## [Short task]
Reproduce the records below exactly as given.

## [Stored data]
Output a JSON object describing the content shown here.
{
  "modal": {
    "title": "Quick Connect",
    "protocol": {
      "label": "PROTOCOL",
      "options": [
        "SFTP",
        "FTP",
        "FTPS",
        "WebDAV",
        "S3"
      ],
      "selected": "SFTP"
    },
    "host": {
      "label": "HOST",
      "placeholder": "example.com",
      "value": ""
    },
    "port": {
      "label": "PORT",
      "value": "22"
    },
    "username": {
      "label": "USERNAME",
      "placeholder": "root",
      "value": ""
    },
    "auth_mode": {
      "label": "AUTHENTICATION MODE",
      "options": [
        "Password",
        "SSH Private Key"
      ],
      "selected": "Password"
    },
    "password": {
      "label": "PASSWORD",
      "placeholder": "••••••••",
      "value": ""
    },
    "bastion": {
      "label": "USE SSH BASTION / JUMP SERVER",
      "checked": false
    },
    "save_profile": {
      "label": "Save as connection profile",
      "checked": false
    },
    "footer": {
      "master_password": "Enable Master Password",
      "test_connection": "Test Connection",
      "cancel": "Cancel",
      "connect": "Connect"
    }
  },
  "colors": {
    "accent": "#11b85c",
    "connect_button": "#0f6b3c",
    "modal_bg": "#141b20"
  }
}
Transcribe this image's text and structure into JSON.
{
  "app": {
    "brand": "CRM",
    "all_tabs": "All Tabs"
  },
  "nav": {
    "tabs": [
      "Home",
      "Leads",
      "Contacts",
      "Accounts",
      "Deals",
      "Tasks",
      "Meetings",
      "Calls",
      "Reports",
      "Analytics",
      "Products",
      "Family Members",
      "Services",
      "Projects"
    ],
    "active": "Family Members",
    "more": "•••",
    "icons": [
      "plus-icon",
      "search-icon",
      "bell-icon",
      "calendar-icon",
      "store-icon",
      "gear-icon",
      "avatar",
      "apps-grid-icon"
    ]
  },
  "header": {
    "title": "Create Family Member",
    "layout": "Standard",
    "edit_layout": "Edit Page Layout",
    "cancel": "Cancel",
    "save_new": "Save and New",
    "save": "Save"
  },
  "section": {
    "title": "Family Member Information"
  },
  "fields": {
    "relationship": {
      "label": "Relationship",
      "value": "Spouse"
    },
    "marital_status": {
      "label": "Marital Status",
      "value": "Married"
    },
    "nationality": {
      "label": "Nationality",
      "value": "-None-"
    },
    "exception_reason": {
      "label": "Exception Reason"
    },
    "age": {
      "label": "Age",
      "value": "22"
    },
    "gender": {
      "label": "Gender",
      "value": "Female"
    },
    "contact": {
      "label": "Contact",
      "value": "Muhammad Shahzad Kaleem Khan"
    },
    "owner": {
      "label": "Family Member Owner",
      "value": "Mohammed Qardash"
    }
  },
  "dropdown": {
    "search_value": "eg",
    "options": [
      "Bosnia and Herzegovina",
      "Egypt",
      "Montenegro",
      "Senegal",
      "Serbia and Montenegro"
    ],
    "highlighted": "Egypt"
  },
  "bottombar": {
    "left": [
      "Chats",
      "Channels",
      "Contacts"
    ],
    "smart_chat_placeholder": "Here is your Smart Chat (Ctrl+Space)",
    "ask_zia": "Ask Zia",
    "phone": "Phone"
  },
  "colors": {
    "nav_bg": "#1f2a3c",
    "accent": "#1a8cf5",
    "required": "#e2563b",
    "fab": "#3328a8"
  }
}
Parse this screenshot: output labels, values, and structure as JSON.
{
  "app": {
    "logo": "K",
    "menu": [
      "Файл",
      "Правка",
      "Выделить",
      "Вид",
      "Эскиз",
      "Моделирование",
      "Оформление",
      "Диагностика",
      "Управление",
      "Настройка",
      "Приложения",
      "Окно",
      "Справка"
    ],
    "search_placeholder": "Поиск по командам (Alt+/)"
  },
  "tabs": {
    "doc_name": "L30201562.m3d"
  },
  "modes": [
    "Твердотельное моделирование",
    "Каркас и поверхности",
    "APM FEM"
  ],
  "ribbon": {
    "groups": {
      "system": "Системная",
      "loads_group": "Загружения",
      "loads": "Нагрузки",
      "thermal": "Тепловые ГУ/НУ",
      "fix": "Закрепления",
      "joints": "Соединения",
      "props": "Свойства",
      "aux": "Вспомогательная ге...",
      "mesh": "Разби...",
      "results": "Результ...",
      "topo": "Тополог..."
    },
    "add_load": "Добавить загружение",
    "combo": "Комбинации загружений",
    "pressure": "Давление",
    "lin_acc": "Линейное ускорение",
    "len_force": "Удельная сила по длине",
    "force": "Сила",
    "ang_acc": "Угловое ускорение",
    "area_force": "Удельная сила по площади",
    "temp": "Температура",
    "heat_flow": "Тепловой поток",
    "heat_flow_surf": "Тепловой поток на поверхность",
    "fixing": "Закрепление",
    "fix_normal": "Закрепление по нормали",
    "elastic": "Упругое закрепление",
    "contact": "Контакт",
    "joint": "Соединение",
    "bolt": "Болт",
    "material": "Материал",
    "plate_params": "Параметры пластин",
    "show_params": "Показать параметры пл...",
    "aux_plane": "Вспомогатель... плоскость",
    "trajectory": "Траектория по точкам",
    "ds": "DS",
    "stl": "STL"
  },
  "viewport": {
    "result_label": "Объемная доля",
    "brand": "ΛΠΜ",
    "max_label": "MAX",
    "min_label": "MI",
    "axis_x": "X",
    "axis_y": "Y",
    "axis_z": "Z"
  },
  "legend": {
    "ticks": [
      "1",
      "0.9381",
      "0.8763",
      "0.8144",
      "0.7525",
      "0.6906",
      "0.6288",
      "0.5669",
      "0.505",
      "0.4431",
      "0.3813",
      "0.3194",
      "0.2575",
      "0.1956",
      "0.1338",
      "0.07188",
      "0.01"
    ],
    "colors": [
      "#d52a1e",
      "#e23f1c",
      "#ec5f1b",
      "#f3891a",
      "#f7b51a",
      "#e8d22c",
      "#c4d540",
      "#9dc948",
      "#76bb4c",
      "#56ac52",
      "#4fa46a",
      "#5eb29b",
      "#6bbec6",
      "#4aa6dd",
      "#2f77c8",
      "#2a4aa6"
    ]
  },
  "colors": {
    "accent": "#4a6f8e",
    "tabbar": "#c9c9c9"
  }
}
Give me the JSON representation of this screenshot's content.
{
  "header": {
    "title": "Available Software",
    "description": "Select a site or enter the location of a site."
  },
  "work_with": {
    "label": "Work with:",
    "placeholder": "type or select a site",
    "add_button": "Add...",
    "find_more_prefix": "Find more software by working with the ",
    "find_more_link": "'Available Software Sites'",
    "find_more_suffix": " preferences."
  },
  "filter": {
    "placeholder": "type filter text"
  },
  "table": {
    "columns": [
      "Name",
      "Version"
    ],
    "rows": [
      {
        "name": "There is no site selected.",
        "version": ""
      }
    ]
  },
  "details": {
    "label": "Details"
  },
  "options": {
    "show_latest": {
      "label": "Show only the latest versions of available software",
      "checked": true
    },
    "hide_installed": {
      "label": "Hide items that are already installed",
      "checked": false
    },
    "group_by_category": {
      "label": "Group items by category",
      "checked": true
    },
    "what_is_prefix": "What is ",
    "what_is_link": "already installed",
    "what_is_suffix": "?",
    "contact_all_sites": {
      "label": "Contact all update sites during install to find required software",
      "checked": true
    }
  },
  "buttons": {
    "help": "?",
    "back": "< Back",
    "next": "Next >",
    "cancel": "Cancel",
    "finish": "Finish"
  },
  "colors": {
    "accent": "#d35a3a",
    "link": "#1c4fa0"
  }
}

## [Solution to this task]
Output a JSON object describing the content shown here.
{
  "modal": {
    "title": "Quick Connect",
    "protocol": {
      "label": "PROTOCOL",
      "options": [
        "SFTP",
        "FTP",
        "FTPS",
        "WebDAV",
        "S3"
      ],
      "selected": "SFTP"
    },
    "host": {
      "label": "HOST",
      "placeholder": "example.com",
      "value": ""
    },
    "port": {
      "label": "PORT",
      "value": "22"
    },
    "username": {
      "label": "USERNAME",
      "placeholder": "root",
      "value": ""
    },
    "auth_mode": {
      "label": "AUTHENTICATION MODE",
      "options": [
        "Password",
        "SSH Private Key"
      ],
      "selected": "Password"
    },
    "password": {
      "label": "PASSWORD",
      "placeholder": "••••••••",
      "value": ""
    },
    "bastion": {
      "label": "USE SSH BASTION / JUMP SERVER",
      "checked": false
    },
    "save_profile": {
      "label": "Save as connection profile",
      "checked": false
    },
    "footer": {
      "master_password": "Enable Master Password",
      "test_connection": "Test Connection",
      "cancel": "Cancel",
      "connect": "Connect"
    }
  },
  "colors": {
    "accent": "#11b85c",
    "connect_button": "#0f6b3c",
    "modal_bg": "#141b20"
  }
}
Transcribe this image's text and structure into JSON.
{
  "app": {
    "brand": "CRM",
    "all_tabs": "All Tabs"
  },
  "nav": {
    "tabs": [
      "Home",
      "Leads",
      "Contacts",
      "Accounts",
      "Deals",
      "Tasks",
      "Meetings",
      "Calls",
      "Reports",
      "Analytics",
      "Products",
      "Family Members",
      "Services",
      "Projects"
    ],
    "active": "Family Members",
    "more": "•••",
    "icons": [
      "plus-icon",
      "search-icon",
      "bell-icon",
      "calendar-icon",
      "store-icon",
      "gear-icon",
      "avatar",
      "apps-grid-icon"
    ]
  },
  "header": {
    "title": "Create Family Member",
    "layout": "Standard",
    "edit_layout": "Edit Page Layout",
    "cancel": "Cancel",
    "save_new": "Save and New",
    "save": "Save"
  },
  "section": {
    "title": "Family Member Information"
  },
  "fields": {
    "relationship": {
      "label": "Relationship",
      "value": "Spouse"
    },
    "marital_status": {
      "label": "Marital Status",
      "value": "Married"
    },
    "nationality": {
      "label": "Nationality",
      "value": "-None-"
    },
    "exception_reason": {
      "label": "Exception Reason"
    },
    "age": {
      "label": "Age",
      "value": "22"
    },
    "gender": {
      "label": "Gender",
      "value": "Female"
    },
    "contact": {
      "label": "Contact",
      "value": "Muhammad Shahzad Kaleem Khan"
    },
    "owner": {
      "label": "Family Member Owner",
      "value": "Mohammed Qardash"
    }
  },
  "dropdown": {
    "search_value": "eg",
    "options": [
      "Bosnia and Herzegovina",
      "Egypt",
      "Montenegro",
      "Senegal",
      "Serbia and Montenegro"
    ],
    "highlighted": "Egypt"
  },
  "bottombar": {
    "left": [
      "Chats",
      "Channels",
      "Contacts"
    ],
    "smart_chat_placeholder": "Here is your Smart Chat (Ctrl+Space)",
    "ask_zia": "Ask Zia",
    "phone": "Phone"
  },
  "colors": {
    "nav_bg": "#1f2a3c",
    "accent": "#1a8cf5",
    "required": "#e2563b",
    "fab": "#3328a8"
  }
}
Parse this screenshot: output labels, values, and structure as JSON.
{
  "app": {
    "logo": "K",
    "menu": [
      "Файл",
      "Правка",
      "Выделить",
      "Вид",
      "Эскиз",
      "Моделирование",
      "Оформление",
      "Диагностика",
      "Управление",
      "Настройка",
      "Приложения",
      "Окно",
      "Справка"
    ],
    "search_placeholder": "Поиск по командам (Alt+/)"
  },
  "tabs": {
    "doc_name": "L30201562.m3d"
  },
  "modes": [
    "Твердотельное моделирование",
    "Каркас и поверхности",
    "APM FEM"
  ],
  "ribbon": {
    "groups": {
      "system": "Системная",
      "loads_group": "Загружения",
      "loads": "Нагрузки",
      "thermal": "Тепловые ГУ/НУ",
      "fix": "Закрепления",
      "joints": "Соединения",
      "props": "Свойства",
      "aux": "Вспомогательная ге...",
      "mesh": "Разби...",
      "results": "Результ...",
      "topo": "Тополог..."
    },
    "add_load": "Добавить загружение",
    "combo": "Комбинации загружений",
    "pressure": "Давление",
    "lin_acc": "Линейное ускорение",
    "len_force": "Удельная сила по длине",
    "force": "Сила",
    "ang_acc": "Угловое ускорение",
    "area_force": "Удельная сила по площади",
    "temp": "Температура",
    "heat_flow": "Тепловой поток",
    "heat_flow_surf": "Тепловой поток на поверхность",
    "fixing": "Закрепление",
    "fix_normal": "Закрепление по нормали",
    "elastic": "Упругое закрепление",
    "contact": "Контакт",
    "joint": "Соединение",
    "bolt": "Болт",
    "material": "Материал",
    "plate_params": "Параметры пластин",
    "show_params": "Показать параметры пл...",
    "aux_plane": "Вспомогатель... плоскость",
    "trajectory": "Траектория по точкам",
    "ds": "DS",
    "stl": "STL"
  },
  "viewport": {
    "result_label": "Объемная доля",
    "brand": "ΛΠΜ",
    "max_label": "MAX",
    "min_label": "MI",
    "axis_x": "X",
    "axis_y": "Y",
    "axis_z": "Z"
  },
  "legend": {
    "ticks": [
      "1",
      "0.9381",
      "0.8763",
      "0.8144",
      "0.7525",
      "0.6906",
      "0.6288",
      "0.5669",
      "0.505",
      "0.4431",
      "0.3813",
      "0.3194",
      "0.2575",
      "0.1956",
      "0.1338",
      "0.07188",
      "0.01"
    ],
    "colors": [
      "#d52a1e",
      "#e23f1c",
      "#ec5f1b",
      "#f3891a",
      "#f7b51a",
      "#e8d22c",
      "#c4d540",
      "#9dc948",
      "#76bb4c",
      "#56ac52",
      "#4fa46a",
      "#5eb29b",
      "#6bbec6",
      "#4aa6dd",
      "#2f77c8",
      "#2a4aa6"
    ]
  },
  "colors": {
    "accent": "#4a6f8e",
    "tabbar": "#c9c9c9"
  }
}
Give me the JSON representation of this screenshot's content.
{
  "header": {
    "title": "Available Software",
    "description": "Select a site or enter the location of a site."
  },
  "work_with": {
    "label": "Work with:",
    "placeholder": "type or select a site",
    "add_button": "Add...",
    "find_more_prefix": "Find more software by working with the ",
    "find_more_link": "'Available Software Sites'",
    "find_more_suffix": " preferences."
  },
  "filter": {
    "placeholder": "type filter text"
  },
  "table": {
    "columns": [
      "Name",
      "Version"
    ],
    "rows": [
      {
        "name": "There is no site selected.",
        "version": ""
      }
    ]
  },
  "details": {
    "label": "Details"
  },
  "options": {
    "show_latest": {
      "label": "Show only the latest versions of available software",
      "checked": true
    },
    "hide_installed": {
      "label": "Hide items that are already installed",
      "checked": false
    },
    "group_by_category": {
      "label": "Group items by category",
      "checked": true
    },
    "what_is_prefix": "What is ",
    "what_is_link": "already installed",
    "what_is_suffix": "?",
    "contact_all_sites": {
      "label": "Contact all update sites during install to find required software",
      "checked": true
    }
  },
  "buttons": {
    "help": "?",
    "back": "< Back",
    "next": "Next >",
    "cancel": "Cancel",
    "finish": "Finish"
  },
  "colors": {
    "accent": "#d35a3a",
    "link": "#1c4fa0"
  }
}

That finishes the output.